#### Problem description:
Each line below must be set down exactly; omit any image you find.

+--

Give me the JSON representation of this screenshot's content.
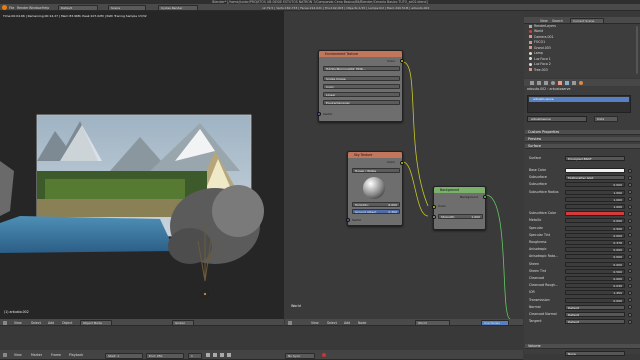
{
  "window": {
    "title": "Blender* [/home/Junior/PROJETOS UB DESIE ESTUTOS NATRON 7/Compondo Cena Basica/88/Blender/Cenario Basico TUTO_sd02.blend]"
  },
  "info_header": {
    "menus": [
      "File",
      "Render",
      "Window",
      "Help"
    ],
    "layout": "Default",
    "scene": "Scene",
    "engine": "Cycles Render",
    "stats": "v2.79.5 | Verts:182,733 | Faces:212,021 | Tris:102,003 | Objects:1/15 | Lamps:0/2 | Mem:240.51M | arbusto.002"
  },
  "viewport": {
    "render_status": "Time:00:04.66 | Remaining:00:14.27 | Mem:83.96M, Peak:107.02M | Path Tracing Sample 13/32",
    "object_label": "(1) arbusto.002",
    "header": {
      "menus": [
        "View",
        "Select",
        "Add",
        "Object"
      ],
      "mode": "Object Mode",
      "pivot": "Global"
    }
  },
  "node_editor": {
    "label": "World",
    "header": {
      "menus": [
        "View",
        "Select",
        "Add",
        "Node"
      ],
      "world": "World",
      "use_nodes": "Use Nodes"
    },
    "nodes": {
      "env_texture": {
        "title": "Environment Texture",
        "out_label": "Color",
        "image": "HdrSkyMorning002_HDR...",
        "fields": [
          "Single Image",
          "Color",
          "Linear",
          "Equirectangular"
        ],
        "in_label": "Vector"
      },
      "sky_texture": {
        "title": "Sky Texture",
        "out_label": "Color",
        "model": "Hosek / Wilkie",
        "turbidity_label": "Turbidity:",
        "turbidity": "6.000",
        "albedo_label": "Ground Albed:",
        "albedo": "0.300",
        "in_label": "Vector"
      },
      "background": {
        "title": "Background",
        "out_label": "Background",
        "color_label": "Color",
        "strength_label": "Strength:",
        "strength": "1.000"
      }
    }
  },
  "outliner": {
    "header": {
      "view": "View",
      "search": "Search",
      "scene": "Current Scene"
    },
    "items": [
      "RenderLayers",
      "World",
      "Camera.001",
      "FOCO1",
      "Grond.003",
      "Lamp",
      "Luz Foco 1",
      "Luz Foco 2",
      "Tree.003"
    ]
  },
  "properties": {
    "object_name": "arbusto.002",
    "material_name": "arbustoserve",
    "material_slot": "arbusto.serve",
    "data_label": "Data",
    "panels": [
      "Custom Properties",
      "Preview",
      "Surface"
    ],
    "surface_label": "Surface",
    "surface_shader": "Principled BSDF",
    "rows": [
      {
        "label": "Base Color",
        "value": "",
        "kind": "color-white"
      },
      {
        "label": "Subsurface",
        "value": "Multiscatter GGX",
        "kind": "dropdown"
      },
      {
        "label": "Subsurface",
        "value": "0.000",
        "kind": "num"
      },
      {
        "label": "Subsurface Radius",
        "value": "1.000",
        "kind": "num"
      },
      {
        "label": "",
        "value": "1.000",
        "kind": "num"
      },
      {
        "label": "",
        "value": "1.000",
        "kind": "num"
      },
      {
        "label": "Subsurface Color",
        "value": "",
        "kind": "color-red"
      },
      {
        "label": "Metallic",
        "value": "0.000",
        "kind": "num"
      },
      {
        "label": "Specular",
        "value": "0.500",
        "kind": "num"
      },
      {
        "label": "Specular Tint",
        "value": "0.000",
        "kind": "num"
      },
      {
        "label": "Roughness",
        "value": "0.376",
        "kind": "num"
      },
      {
        "label": "Anisotropic",
        "value": "0.000",
        "kind": "num"
      },
      {
        "label": "Anisotropic Rota...",
        "value": "0.000",
        "kind": "num"
      },
      {
        "label": "Sheen",
        "value": "0.000",
        "kind": "num"
      },
      {
        "label": "Sheen Tint",
        "value": "0.500",
        "kind": "num"
      },
      {
        "label": "Clearcoat",
        "value": "0.000",
        "kind": "num"
      },
      {
        "label": "Clearcoat Rough...",
        "value": "0.030",
        "kind": "num"
      },
      {
        "label": "IOR",
        "value": "1.450",
        "kind": "num"
      },
      {
        "label": "Transmission",
        "value": "0.000",
        "kind": "num"
      },
      {
        "label": "Normal",
        "value": "Default",
        "kind": "dropdown"
      },
      {
        "label": "Clearcoat Normal",
        "value": "Default",
        "kind": "dropdown"
      },
      {
        "label": "Tangent",
        "value": "Default",
        "kind": "dropdown"
      }
    ],
    "volume_label": "Volume",
    "volume_value": "None"
  },
  "timeline": {
    "menus": [
      "View",
      "Marker",
      "Frame",
      "Playback"
    ],
    "start_label": "Start:",
    "start": "1",
    "end_label": "End:",
    "end": "250",
    "current": "1",
    "sync": "No Sync"
  },
  "colors": {
    "env_head": "#c2765c",
    "sky_head": "#c2765c",
    "bg_head": "#7ab06a",
    "socket_color": "#c7c729",
    "socket_vector": "#6363c7",
    "socket_shader": "#63c763",
    "selected_material": "#5680c2",
    "subsurface_red": "#d63a3a"
  }
}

+--

#### Response to this exercise:
Give me the JSON representation of this screenshot's content.
{
  "window": {
    "title": "Blender* [/home/Junior/PROJETOS UB DESIE ESTUTOS NATRON 7/Compondo Cena Basica/88/Blender/Cenario Basico TUTO_sd02.blend]"
  },
  "info_header": {
    "menus": [
      "File",
      "Render",
      "Window",
      "Help"
    ],
    "layout": "Default",
    "scene": "Scene",
    "engine": "Cycles Render",
    "stats": "v2.79.5 | Verts:182,733 | Faces:212,021 | Tris:102,003 | Objects:1/15 | Lamps:0/2 | Mem:240.51M | arbusto.002"
  },
  "viewport": {
    "render_status": "Time:00:04.66 | Remaining:00:14.27 | Mem:83.96M, Peak:107.02M | Path Tracing Sample 13/32",
    "object_label": "(1) arbusto.002",
    "header": {
      "menus": [
        "View",
        "Select",
        "Add",
        "Object"
      ],
      "mode": "Object Mode",
      "pivot": "Global"
    }
  },
  "node_editor": {
    "label": "World",
    "header": {
      "menus": [
        "View",
        "Select",
        "Add",
        "Node"
      ],
      "world": "World",
      "use_nodes": "Use Nodes"
    },
    "nodes": {
      "env_texture": {
        "title": "Environment Texture",
        "out_label": "Color",
        "image": "HdrSkyMorning002_HDR...",
        "fields": [
          "Single Image",
          "Color",
          "Linear",
          "Equirectangular"
        ],
        "in_label": "Vector"
      },
      "sky_texture": {
        "title": "Sky Texture",
        "out_label": "Color",
        "model": "Hosek / Wilkie",
        "turbidity_label": "Turbidity:",
        "turbidity": "6.000",
        "albedo_label": "Ground Albed:",
        "albedo": "0.300",
        "in_label": "Vector"
      },
      "background": {
        "title": "Background",
        "out_label": "Background",
        "color_label": "Color",
        "strength_label": "Strength:",
        "strength": "1.000"
      }
    }
  },
  "outliner": {
    "header": {
      "view": "View",
      "search": "Search",
      "scene": "Current Scene"
    },
    "items": [
      "RenderLayers",
      "World",
      "Camera.001",
      "FOCO1",
      "Grond.003",
      "Lamp",
      "Luz Foco 1",
      "Luz Foco 2",
      "Tree.003"
    ]
  },
  "properties": {
    "object_name": "arbusto.002",
    "material_name": "arbustoserve",
    "material_slot": "arbusto.serve",
    "data_label": "Data",
    "panels": [
      "Custom Properties",
      "Preview",
      "Surface"
    ],
    "surface_label": "Surface",
    "surface_shader": "Principled BSDF",
    "rows": [
      {
        "label": "Base Color",
        "value": "",
        "kind": "color-white"
      },
      {
        "label": "Subsurface",
        "value": "Multiscatter GGX",
        "kind": "dropdown"
      },
      {
        "label": "Subsurface",
        "value": "0.000",
        "kind": "num"
      },
      {
        "label": "Subsurface Radius",
        "value": "1.000",
        "kind": "num"
      },
      {
        "label": "",
        "value": "1.000",
        "kind": "num"
      },
      {
        "label": "",
        "value": "1.000",
        "kind": "num"
      },
      {
        "label": "Subsurface Color",
        "value": "",
        "kind": "color-red"
      },
      {
        "label": "Metallic",
        "value": "0.000",
        "kind": "num"
      },
      {
        "label": "Specular",
        "value": "0.500",
        "kind": "num"
      },
      {
        "label": "Specular Tint",
        "value": "0.000",
        "kind": "num"
      },
      {
        "label": "Roughness",
        "value": "0.376",
        "kind": "num"
      },
      {
        "label": "Anisotropic",
        "value": "0.000",
        "kind": "num"
      },
      {
        "label": "Anisotropic Rota...",
        "value": "0.000",
        "kind": "num"
      },
      {
        "label": "Sheen",
        "value": "0.000",
        "kind": "num"
      },
      {
        "label": "Sheen Tint",
        "value": "0.500",
        "kind": "num"
      },
      {
        "label": "Clearcoat",
        "value": "0.000",
        "kind": "num"
      },
      {
        "label": "Clearcoat Rough...",
        "value": "0.030",
        "kind": "num"
      },
      {
        "label": "IOR",
        "value": "1.450",
        "kind": "num"
      },
      {
        "label": "Transmission",
        "value": "0.000",
        "kind": "num"
      },
      {
        "label": "Normal",
        "value": "Default",
        "kind": "dropdown"
      },
      {
        "label": "Clearcoat Normal",
        "value": "Default",
        "kind": "dropdown"
      },
      {
        "label": "Tangent",
        "value": "Default",
        "kind": "dropdown"
      }
    ],
    "volume_label": "Volume",
    "volume_value": "None"
  },
  "timeline": {
    "menus": [
      "View",
      "Marker",
      "Frame",
      "Playback"
    ],
    "start_label": "Start:",
    "start": "1",
    "end_label": "End:",
    "end": "250",
    "current": "1",
    "sync": "No Sync"
  },
  "colors": {
    "env_head": "#c2765c",
    "sky_head": "#c2765c",
    "bg_head": "#7ab06a",
    "socket_color": "#c7c729",
    "socket_vector": "#6363c7",
    "socket_shader": "#63c763",
    "selected_material": "#5680c2",
    "subsurface_red": "#d63a3a"
  }
}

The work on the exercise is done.